Provided material:
(begin)
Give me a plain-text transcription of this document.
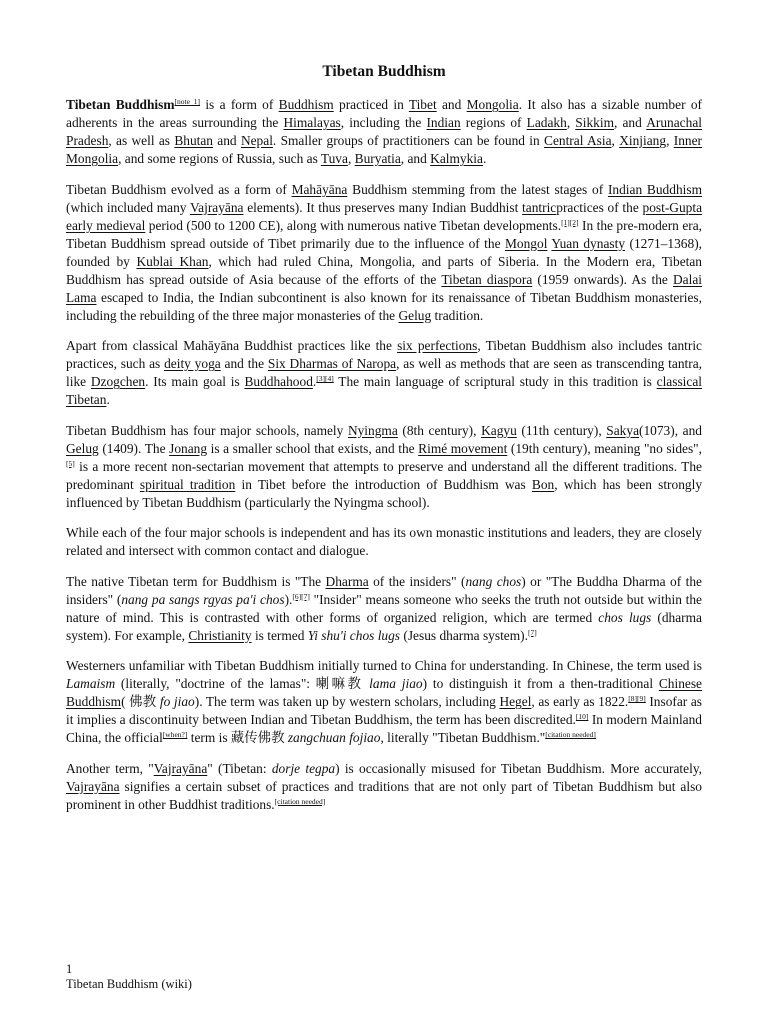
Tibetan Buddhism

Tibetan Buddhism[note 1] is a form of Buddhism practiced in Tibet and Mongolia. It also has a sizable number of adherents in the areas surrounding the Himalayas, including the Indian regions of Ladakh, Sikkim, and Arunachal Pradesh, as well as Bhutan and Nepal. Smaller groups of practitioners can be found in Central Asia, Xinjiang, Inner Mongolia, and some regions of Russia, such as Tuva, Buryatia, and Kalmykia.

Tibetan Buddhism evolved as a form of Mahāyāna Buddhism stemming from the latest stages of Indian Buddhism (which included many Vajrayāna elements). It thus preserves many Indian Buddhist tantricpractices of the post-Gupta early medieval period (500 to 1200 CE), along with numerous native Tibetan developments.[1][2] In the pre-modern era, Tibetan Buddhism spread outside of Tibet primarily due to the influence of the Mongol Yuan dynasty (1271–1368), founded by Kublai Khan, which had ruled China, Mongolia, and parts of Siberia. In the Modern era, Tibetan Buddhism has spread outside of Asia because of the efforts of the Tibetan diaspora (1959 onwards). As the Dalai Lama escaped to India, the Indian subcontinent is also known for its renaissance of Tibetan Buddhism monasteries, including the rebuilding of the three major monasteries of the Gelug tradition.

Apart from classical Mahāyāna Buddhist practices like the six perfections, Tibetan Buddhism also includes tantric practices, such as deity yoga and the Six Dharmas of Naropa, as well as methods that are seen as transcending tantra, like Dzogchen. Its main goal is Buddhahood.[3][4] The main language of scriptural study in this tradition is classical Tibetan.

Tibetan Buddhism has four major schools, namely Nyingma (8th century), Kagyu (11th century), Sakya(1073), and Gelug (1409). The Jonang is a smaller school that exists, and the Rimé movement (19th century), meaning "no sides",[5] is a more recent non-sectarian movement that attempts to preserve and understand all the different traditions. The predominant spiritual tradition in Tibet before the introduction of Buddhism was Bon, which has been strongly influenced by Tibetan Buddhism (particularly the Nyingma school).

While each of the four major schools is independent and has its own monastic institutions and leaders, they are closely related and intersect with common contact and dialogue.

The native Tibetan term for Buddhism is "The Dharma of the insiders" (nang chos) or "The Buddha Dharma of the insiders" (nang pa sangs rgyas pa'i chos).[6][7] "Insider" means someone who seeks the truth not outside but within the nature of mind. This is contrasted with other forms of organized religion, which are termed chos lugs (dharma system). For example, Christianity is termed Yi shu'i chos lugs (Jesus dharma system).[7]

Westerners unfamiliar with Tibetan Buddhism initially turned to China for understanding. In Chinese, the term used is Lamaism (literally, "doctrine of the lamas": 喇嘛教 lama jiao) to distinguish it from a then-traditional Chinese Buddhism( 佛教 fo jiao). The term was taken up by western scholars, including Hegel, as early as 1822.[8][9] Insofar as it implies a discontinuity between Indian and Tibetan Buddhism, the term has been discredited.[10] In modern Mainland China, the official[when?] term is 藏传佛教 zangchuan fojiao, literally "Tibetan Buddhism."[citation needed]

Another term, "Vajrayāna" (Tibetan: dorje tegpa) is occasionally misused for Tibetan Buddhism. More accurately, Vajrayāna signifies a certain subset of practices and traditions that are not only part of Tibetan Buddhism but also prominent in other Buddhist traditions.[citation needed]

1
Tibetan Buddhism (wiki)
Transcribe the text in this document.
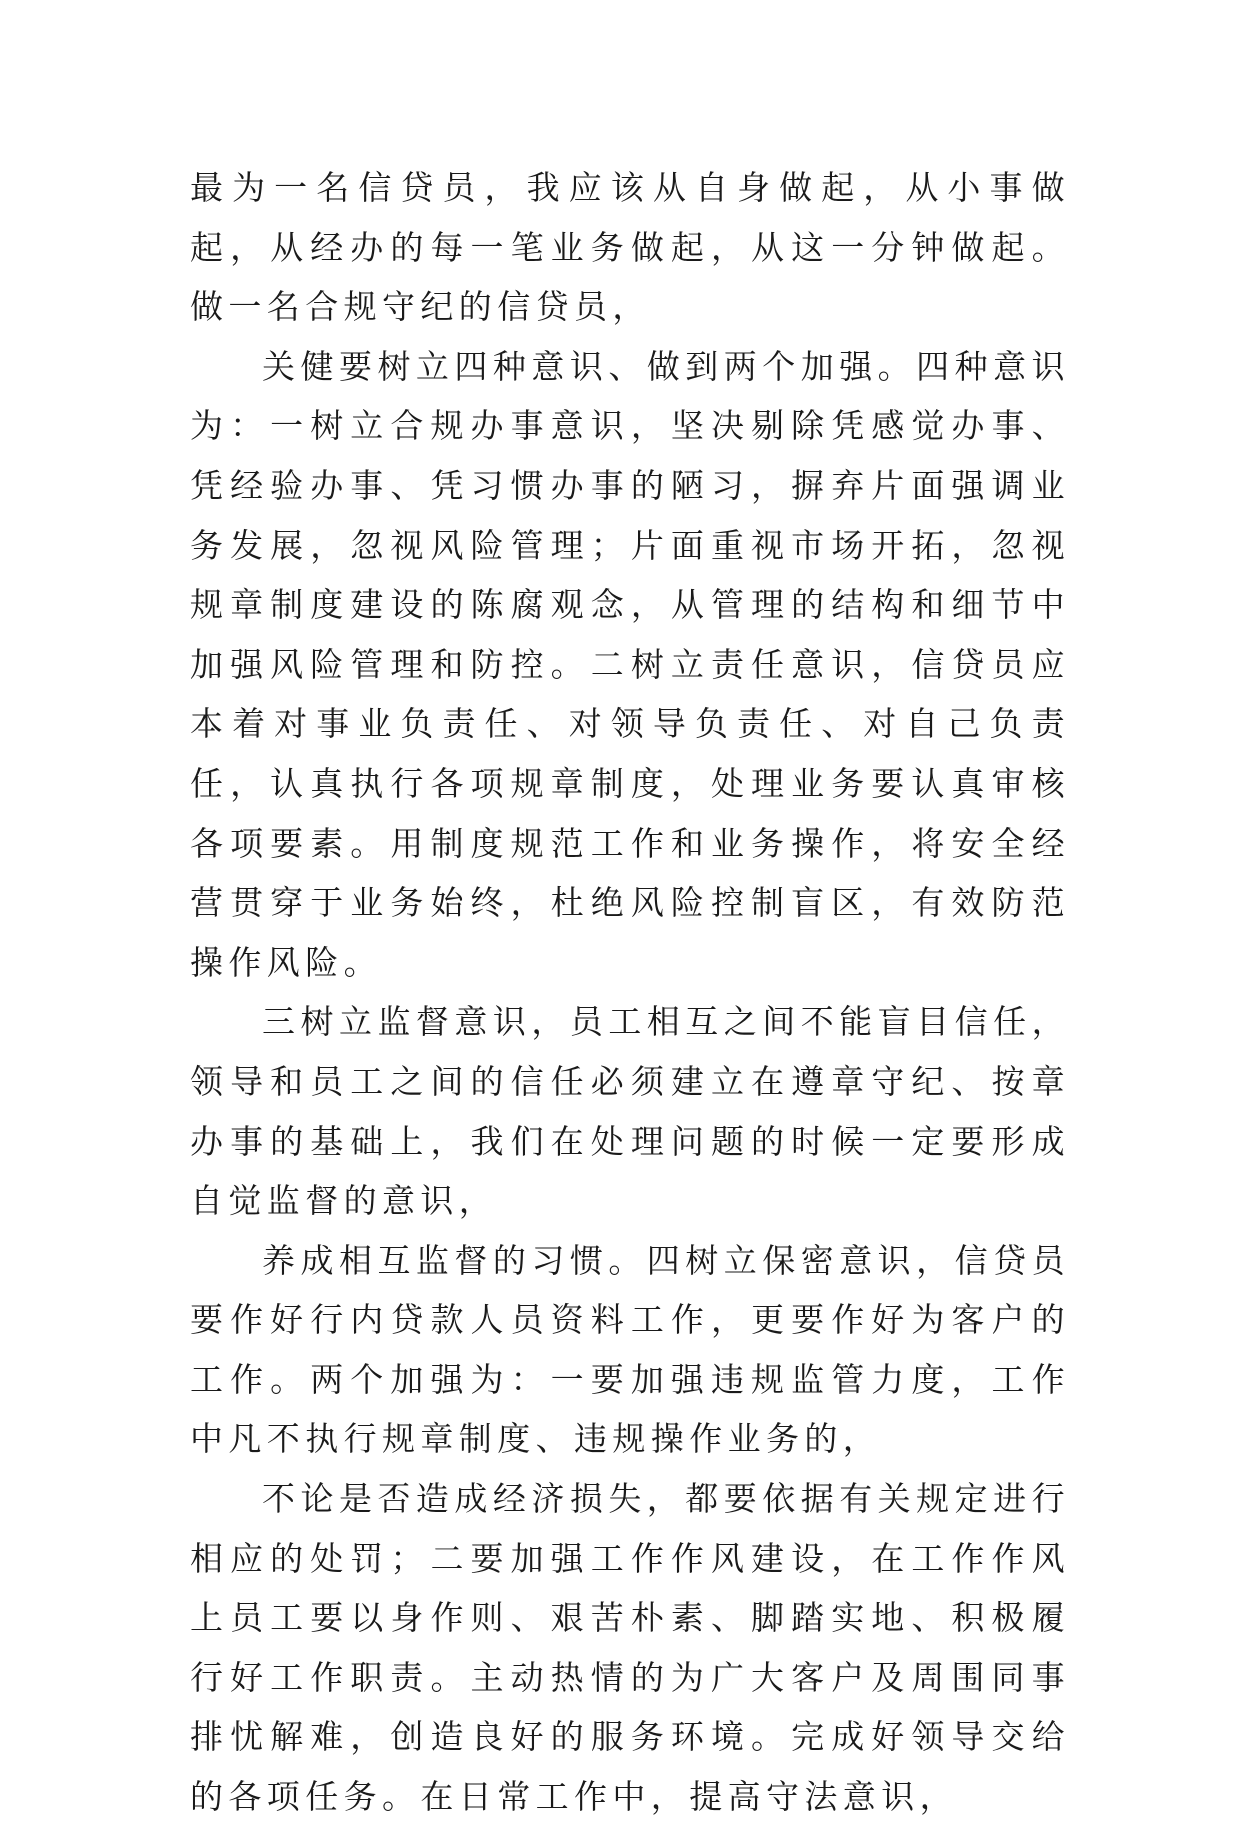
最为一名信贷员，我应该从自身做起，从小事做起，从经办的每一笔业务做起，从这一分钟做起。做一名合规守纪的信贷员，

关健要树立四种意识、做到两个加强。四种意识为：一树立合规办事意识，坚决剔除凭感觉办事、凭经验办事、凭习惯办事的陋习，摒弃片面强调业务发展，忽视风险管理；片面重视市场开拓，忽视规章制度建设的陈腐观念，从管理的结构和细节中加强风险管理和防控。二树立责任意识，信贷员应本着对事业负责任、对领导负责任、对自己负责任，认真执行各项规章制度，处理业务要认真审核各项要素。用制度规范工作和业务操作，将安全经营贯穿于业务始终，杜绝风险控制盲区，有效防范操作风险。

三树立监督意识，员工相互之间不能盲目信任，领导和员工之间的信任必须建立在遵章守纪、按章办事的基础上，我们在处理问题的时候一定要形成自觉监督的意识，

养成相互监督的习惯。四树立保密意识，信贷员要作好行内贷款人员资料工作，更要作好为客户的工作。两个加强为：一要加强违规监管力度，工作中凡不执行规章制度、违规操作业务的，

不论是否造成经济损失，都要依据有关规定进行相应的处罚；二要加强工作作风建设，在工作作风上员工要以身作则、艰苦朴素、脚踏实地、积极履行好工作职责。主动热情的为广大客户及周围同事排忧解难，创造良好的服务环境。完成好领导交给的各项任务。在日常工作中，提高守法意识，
(end)
Reproduce exactly and only the lines from the one with "Transcribe the text in this document." through the last entry, both included, excluding every picture.

Worked answer:
Transcribe the text in this document.
最为一名信贷员，我应该从自身做起，从小事做起，从经办的每一笔业务做起，从这一分钟做起。做一名合规守纪的信贷员，

关健要树立四种意识、做到两个加强。四种意识为：一树立合规办事意识，坚决剔除凭感觉办事、凭经验办事、凭习惯办事的陋习，摒弃片面强调业务发展，忽视风险管理；片面重视市场开拓，忽视规章制度建设的陈腐观念，从管理的结构和细节中加强风险管理和防控。二树立责任意识，信贷员应本着对事业负责任、对领导负责任、对自己负责任，认真执行各项规章制度，处理业务要认真审核各项要素。用制度规范工作和业务操作，将安全经营贯穿于业务始终，杜绝风险控制盲区，有效防范操作风险。

三树立监督意识，员工相互之间不能盲目信任，领导和员工之间的信任必须建立在遵章守纪、按章办事的基础上，我们在处理问题的时候一定要形成自觉监督的意识，

养成相互监督的习惯。四树立保密意识，信贷员要作好行内贷款人员资料工作，更要作好为客户的工作。两个加强为：一要加强违规监管力度，工作中凡不执行规章制度、违规操作业务的，

不论是否造成经济损失，都要依据有关规定进行相应的处罚；二要加强工作作风建设，在工作作风上员工要以身作则、艰苦朴素、脚踏实地、积极履行好工作职责。主动热情的为广大客户及周围同事排忧解难，创造良好的服务环境。完成好领导交给的各项任务。在日常工作中，提高守法意识，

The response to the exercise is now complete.